Exactly the lines from the line that has "Parse this screenshot: output" through the final line below are to be retyped, and the pictures are not.

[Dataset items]
## BEGIN
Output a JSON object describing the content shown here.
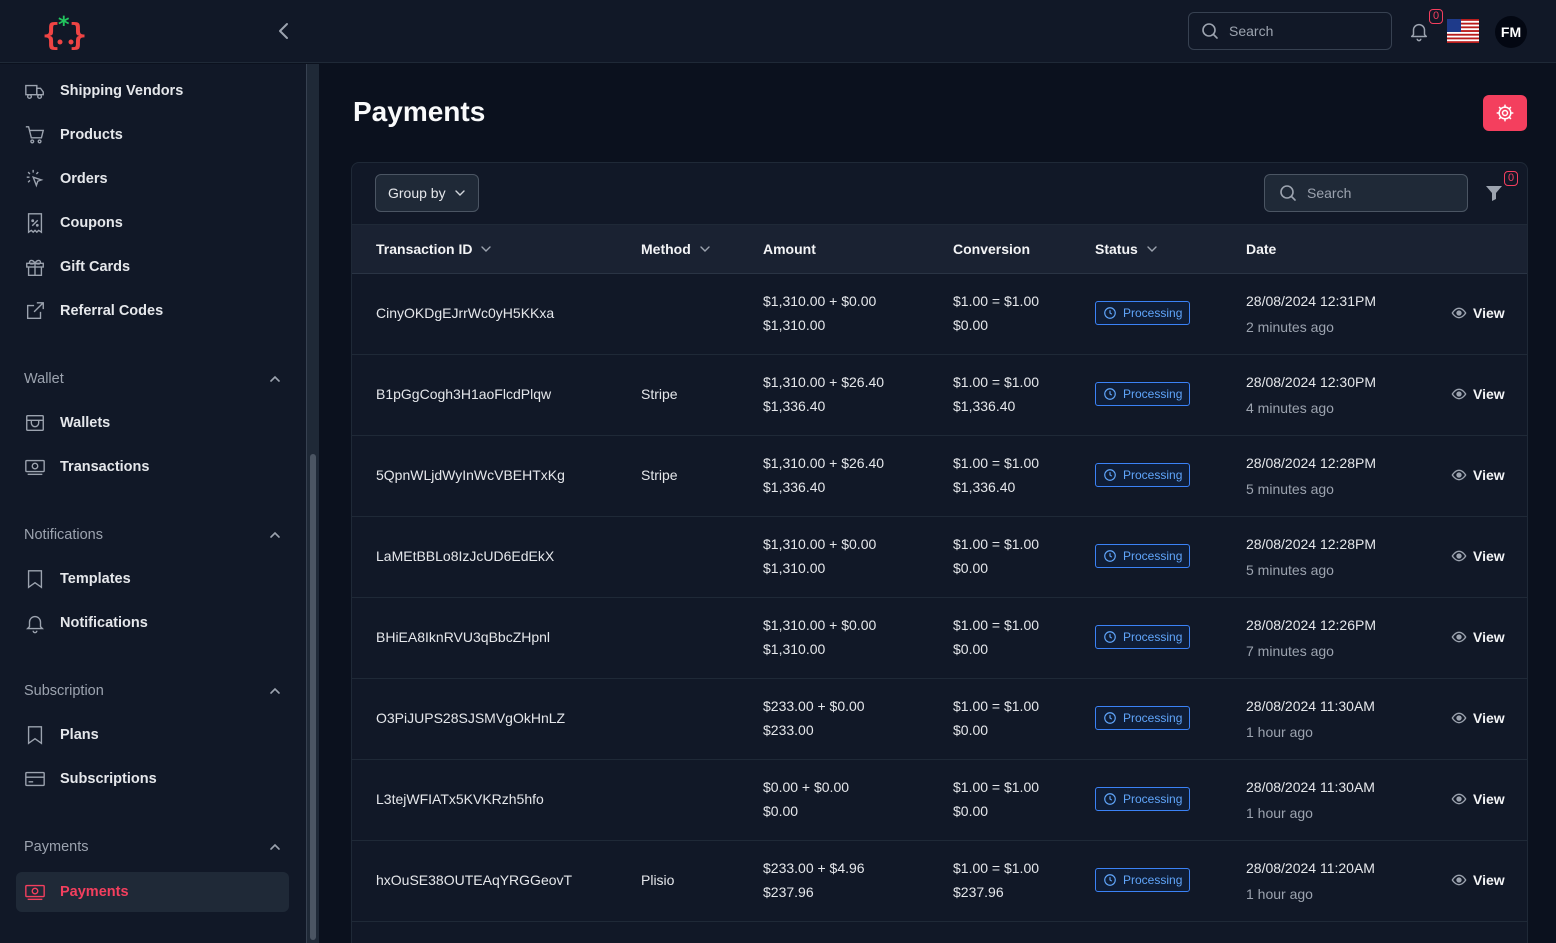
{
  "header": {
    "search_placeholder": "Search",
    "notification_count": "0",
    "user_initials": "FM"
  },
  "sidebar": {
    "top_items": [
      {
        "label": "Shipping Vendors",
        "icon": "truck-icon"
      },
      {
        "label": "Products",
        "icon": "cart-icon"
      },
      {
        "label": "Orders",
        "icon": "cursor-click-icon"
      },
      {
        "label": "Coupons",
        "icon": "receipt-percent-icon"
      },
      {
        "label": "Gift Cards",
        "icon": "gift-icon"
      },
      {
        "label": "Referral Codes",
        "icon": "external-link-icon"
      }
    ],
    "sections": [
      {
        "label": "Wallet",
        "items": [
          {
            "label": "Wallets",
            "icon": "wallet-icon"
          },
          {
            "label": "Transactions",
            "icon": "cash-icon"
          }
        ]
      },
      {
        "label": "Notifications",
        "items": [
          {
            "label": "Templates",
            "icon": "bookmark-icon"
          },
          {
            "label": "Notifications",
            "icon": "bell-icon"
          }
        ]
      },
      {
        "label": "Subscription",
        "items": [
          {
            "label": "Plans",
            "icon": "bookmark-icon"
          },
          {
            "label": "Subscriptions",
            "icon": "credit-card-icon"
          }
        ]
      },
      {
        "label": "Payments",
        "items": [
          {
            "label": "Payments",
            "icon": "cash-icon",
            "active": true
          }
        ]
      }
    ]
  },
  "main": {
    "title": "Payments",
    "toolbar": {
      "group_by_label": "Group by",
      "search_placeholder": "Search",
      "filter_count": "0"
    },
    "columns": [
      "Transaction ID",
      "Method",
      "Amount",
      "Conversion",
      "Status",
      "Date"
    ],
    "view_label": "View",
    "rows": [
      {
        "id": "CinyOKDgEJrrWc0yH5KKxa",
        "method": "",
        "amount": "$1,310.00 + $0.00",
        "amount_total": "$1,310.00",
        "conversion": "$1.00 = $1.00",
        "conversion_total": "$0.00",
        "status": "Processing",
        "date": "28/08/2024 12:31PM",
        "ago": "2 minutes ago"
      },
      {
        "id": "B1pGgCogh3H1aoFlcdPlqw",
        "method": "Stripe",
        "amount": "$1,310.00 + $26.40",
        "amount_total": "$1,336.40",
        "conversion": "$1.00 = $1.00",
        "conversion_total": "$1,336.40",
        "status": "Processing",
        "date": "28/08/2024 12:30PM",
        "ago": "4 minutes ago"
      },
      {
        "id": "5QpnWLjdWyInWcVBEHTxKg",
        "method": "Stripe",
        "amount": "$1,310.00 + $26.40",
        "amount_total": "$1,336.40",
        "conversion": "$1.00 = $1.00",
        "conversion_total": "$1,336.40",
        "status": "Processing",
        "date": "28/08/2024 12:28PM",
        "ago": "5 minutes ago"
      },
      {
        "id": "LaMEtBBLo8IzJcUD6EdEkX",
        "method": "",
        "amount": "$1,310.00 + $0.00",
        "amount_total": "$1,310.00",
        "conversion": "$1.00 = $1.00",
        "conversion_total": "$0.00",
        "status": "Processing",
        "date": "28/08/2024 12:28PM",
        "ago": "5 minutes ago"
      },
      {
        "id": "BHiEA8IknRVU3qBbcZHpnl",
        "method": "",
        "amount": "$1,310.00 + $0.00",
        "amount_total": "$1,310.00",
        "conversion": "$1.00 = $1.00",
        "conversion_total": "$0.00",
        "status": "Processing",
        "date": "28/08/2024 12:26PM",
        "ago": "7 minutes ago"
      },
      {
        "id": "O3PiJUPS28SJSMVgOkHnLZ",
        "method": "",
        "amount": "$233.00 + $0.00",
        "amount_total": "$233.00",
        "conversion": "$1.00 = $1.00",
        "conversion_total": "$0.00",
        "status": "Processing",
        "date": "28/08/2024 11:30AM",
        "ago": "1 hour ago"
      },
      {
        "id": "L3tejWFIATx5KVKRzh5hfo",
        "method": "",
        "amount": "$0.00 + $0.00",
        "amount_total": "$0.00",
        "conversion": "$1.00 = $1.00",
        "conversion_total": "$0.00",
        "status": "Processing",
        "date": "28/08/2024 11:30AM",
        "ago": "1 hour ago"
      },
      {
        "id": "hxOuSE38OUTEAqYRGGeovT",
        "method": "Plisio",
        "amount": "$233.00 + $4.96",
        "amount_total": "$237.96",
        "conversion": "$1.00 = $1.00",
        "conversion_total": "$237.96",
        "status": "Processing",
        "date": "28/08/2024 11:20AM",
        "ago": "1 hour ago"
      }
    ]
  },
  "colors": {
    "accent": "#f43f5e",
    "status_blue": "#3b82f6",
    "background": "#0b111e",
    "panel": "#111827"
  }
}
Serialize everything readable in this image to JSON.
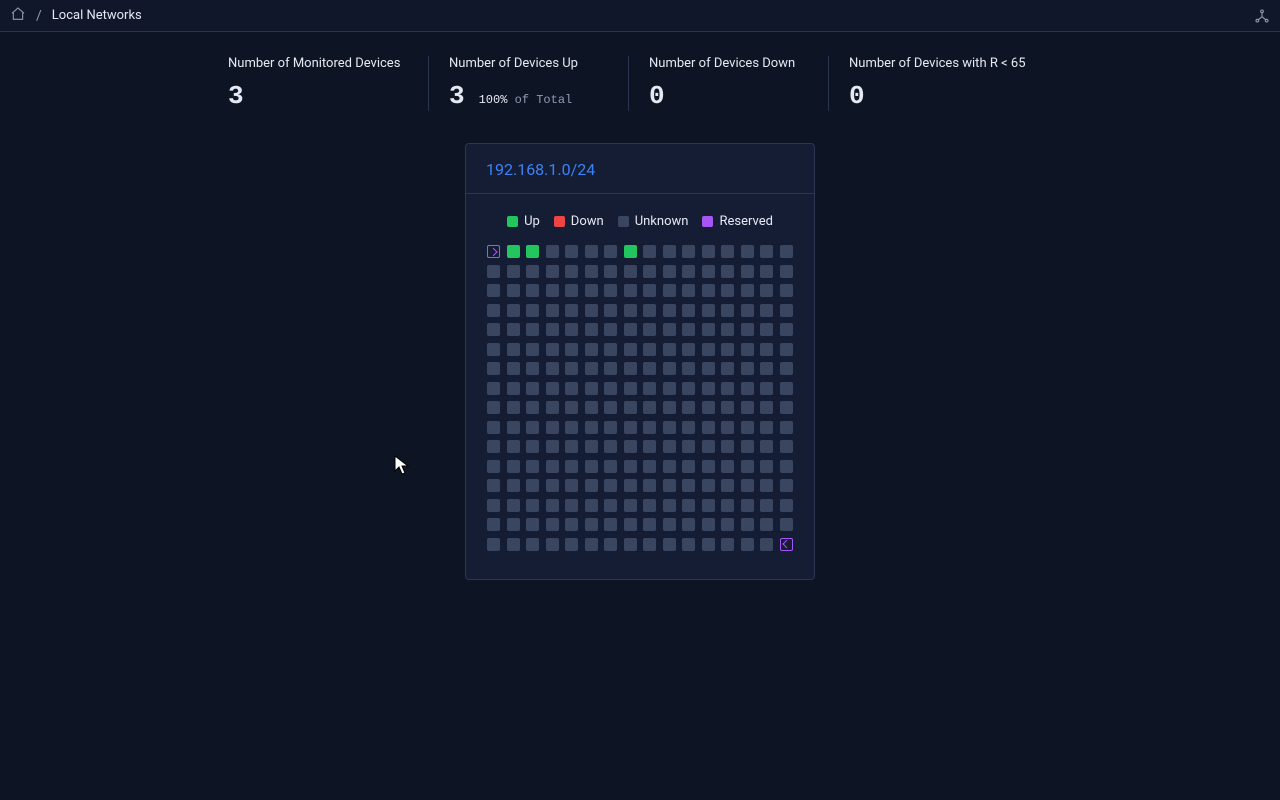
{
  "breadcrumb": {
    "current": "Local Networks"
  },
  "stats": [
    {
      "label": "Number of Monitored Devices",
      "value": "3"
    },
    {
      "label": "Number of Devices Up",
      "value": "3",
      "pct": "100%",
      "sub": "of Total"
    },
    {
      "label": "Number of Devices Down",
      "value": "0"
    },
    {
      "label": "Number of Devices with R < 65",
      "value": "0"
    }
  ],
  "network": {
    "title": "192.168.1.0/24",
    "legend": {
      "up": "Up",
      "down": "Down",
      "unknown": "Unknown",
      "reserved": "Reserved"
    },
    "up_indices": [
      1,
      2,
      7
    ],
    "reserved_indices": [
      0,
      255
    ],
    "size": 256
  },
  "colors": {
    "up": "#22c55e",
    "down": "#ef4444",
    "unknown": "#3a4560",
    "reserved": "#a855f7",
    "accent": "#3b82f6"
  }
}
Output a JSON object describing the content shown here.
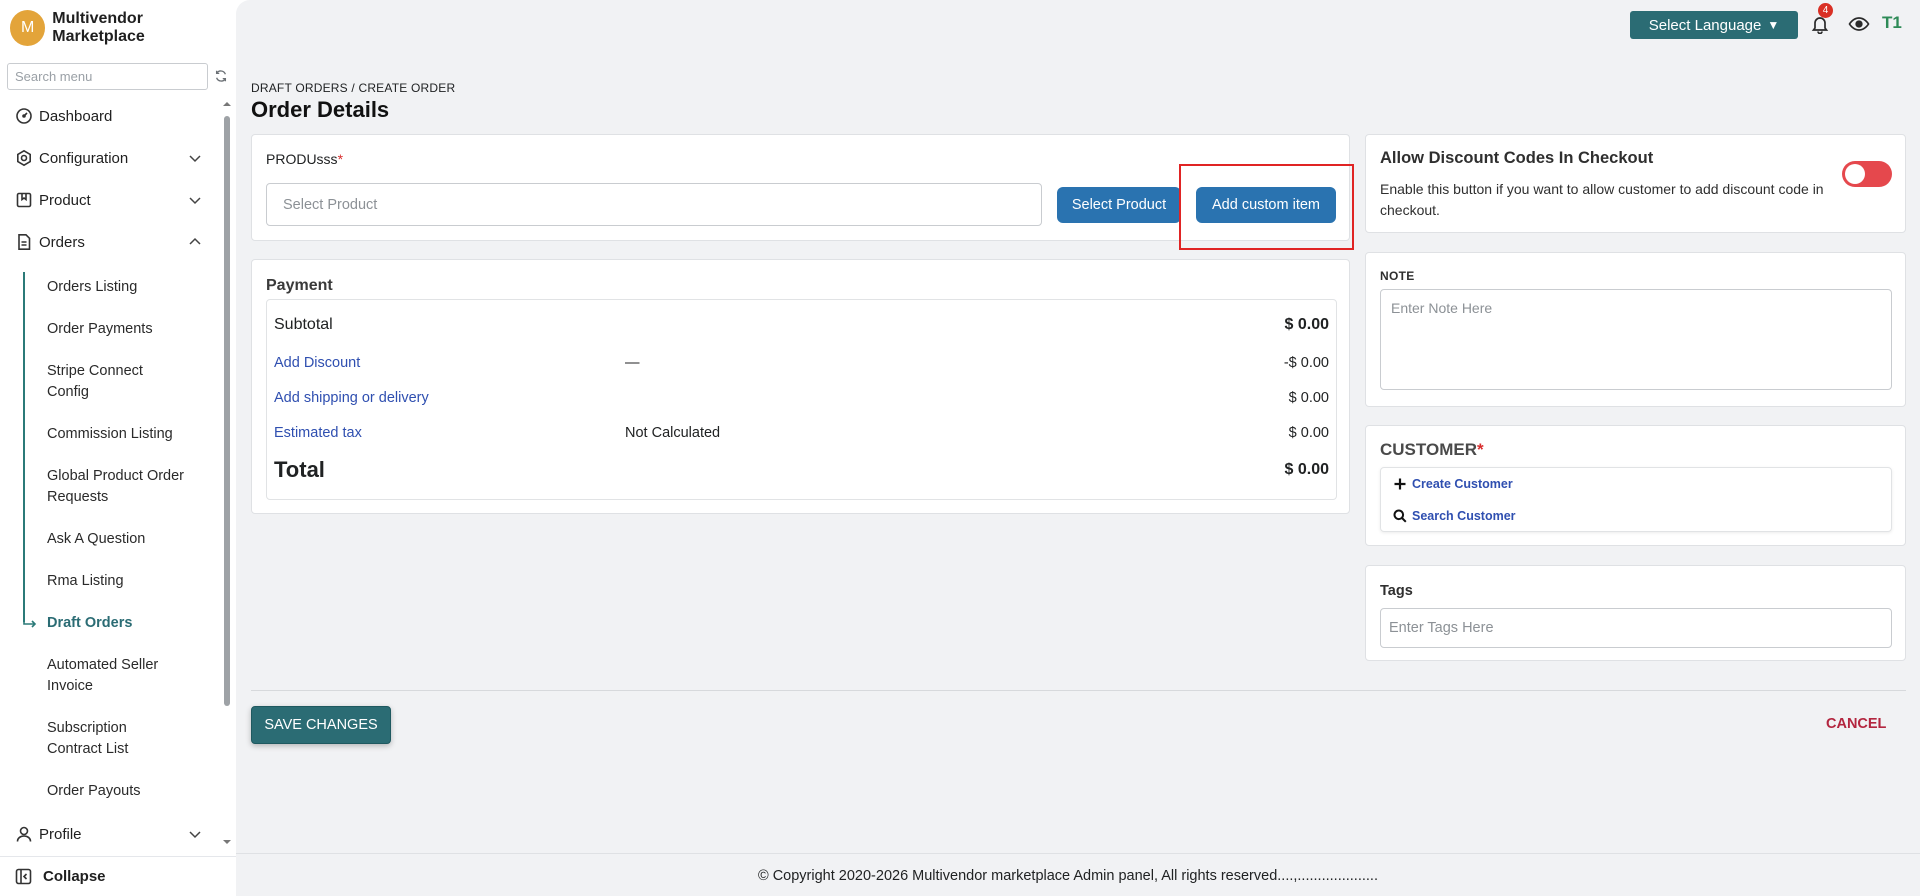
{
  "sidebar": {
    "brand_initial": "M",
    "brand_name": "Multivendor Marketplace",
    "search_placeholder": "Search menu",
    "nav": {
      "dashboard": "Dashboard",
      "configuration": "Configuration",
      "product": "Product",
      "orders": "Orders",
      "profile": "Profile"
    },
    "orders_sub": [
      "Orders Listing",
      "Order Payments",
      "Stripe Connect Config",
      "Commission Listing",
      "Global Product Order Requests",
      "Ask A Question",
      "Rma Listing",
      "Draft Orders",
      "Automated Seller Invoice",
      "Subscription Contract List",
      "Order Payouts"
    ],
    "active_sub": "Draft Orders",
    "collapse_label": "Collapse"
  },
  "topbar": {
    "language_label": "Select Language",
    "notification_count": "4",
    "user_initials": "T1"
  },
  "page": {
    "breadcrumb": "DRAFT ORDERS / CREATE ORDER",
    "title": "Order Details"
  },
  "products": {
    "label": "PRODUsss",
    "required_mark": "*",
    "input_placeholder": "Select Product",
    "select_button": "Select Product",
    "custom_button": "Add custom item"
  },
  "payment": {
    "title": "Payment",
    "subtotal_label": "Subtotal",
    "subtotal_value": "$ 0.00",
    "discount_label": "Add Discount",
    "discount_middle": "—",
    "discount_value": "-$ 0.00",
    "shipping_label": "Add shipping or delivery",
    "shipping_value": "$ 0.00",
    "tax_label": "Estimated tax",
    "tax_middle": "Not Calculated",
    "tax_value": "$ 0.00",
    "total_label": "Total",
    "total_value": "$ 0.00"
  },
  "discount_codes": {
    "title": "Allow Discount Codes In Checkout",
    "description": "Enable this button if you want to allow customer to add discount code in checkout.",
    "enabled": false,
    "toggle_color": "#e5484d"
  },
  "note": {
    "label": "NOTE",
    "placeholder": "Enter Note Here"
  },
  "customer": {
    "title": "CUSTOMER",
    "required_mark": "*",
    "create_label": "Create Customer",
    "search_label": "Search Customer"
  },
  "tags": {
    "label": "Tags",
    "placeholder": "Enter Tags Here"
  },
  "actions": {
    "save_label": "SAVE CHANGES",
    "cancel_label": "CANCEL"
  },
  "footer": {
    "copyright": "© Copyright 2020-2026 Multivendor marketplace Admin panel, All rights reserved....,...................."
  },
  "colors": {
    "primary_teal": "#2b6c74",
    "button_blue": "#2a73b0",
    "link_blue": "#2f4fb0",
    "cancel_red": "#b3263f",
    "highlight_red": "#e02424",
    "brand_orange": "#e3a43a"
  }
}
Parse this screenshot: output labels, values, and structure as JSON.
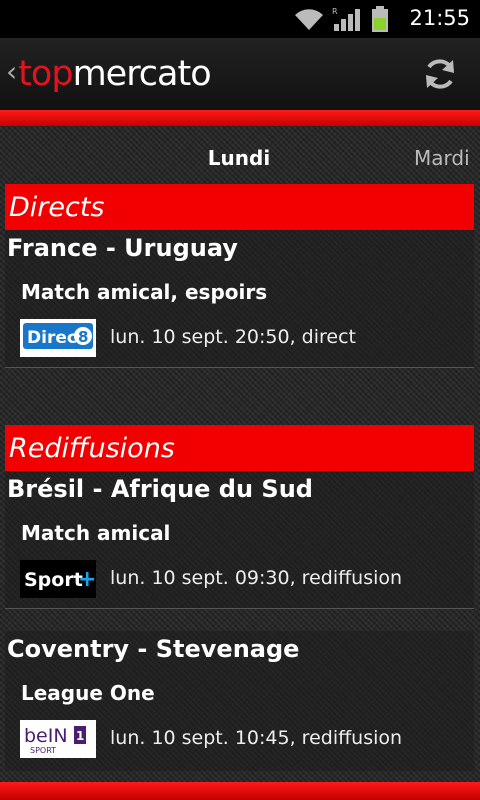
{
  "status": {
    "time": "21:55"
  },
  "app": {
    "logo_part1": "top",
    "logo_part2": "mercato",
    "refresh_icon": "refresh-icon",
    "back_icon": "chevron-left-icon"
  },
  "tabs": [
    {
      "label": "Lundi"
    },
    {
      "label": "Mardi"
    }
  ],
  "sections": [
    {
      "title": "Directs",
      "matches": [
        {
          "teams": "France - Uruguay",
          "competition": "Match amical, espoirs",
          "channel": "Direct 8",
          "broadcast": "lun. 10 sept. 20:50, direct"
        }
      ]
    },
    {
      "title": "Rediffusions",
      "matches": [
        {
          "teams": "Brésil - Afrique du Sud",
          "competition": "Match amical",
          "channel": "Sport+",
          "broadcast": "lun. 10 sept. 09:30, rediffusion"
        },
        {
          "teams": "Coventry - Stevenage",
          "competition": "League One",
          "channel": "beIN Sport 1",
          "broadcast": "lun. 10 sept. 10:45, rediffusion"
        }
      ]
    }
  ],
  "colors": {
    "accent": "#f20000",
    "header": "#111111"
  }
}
## END
> _THE RESPONSE_:
Parse this screenshot: output labels, values, and structure as JSON.
{
  "status": {
    "time": "21:55"
  },
  "app": {
    "logo_part1": "top",
    "logo_part2": "mercato",
    "refresh_icon": "refresh-icon",
    "back_icon": "chevron-left-icon"
  },
  "tabs": [
    {
      "label": "Lundi"
    },
    {
      "label": "Mardi"
    }
  ],
  "sections": [
    {
      "title": "Directs",
      "matches": [
        {
          "teams": "France - Uruguay",
          "competition": "Match amical, espoirs",
          "channel": "Direct 8",
          "broadcast": "lun. 10 sept. 20:50, direct"
        }
      ]
    },
    {
      "title": "Rediffusions",
      "matches": [
        {
          "teams": "Brésil - Afrique du Sud",
          "competition": "Match amical",
          "channel": "Sport+",
          "broadcast": "lun. 10 sept. 09:30, rediffusion"
        },
        {
          "teams": "Coventry - Stevenage",
          "competition": "League One",
          "channel": "beIN Sport 1",
          "broadcast": "lun. 10 sept. 10:45, rediffusion"
        }
      ]
    }
  ],
  "colors": {
    "accent": "#f20000",
    "header": "#111111"
  }
}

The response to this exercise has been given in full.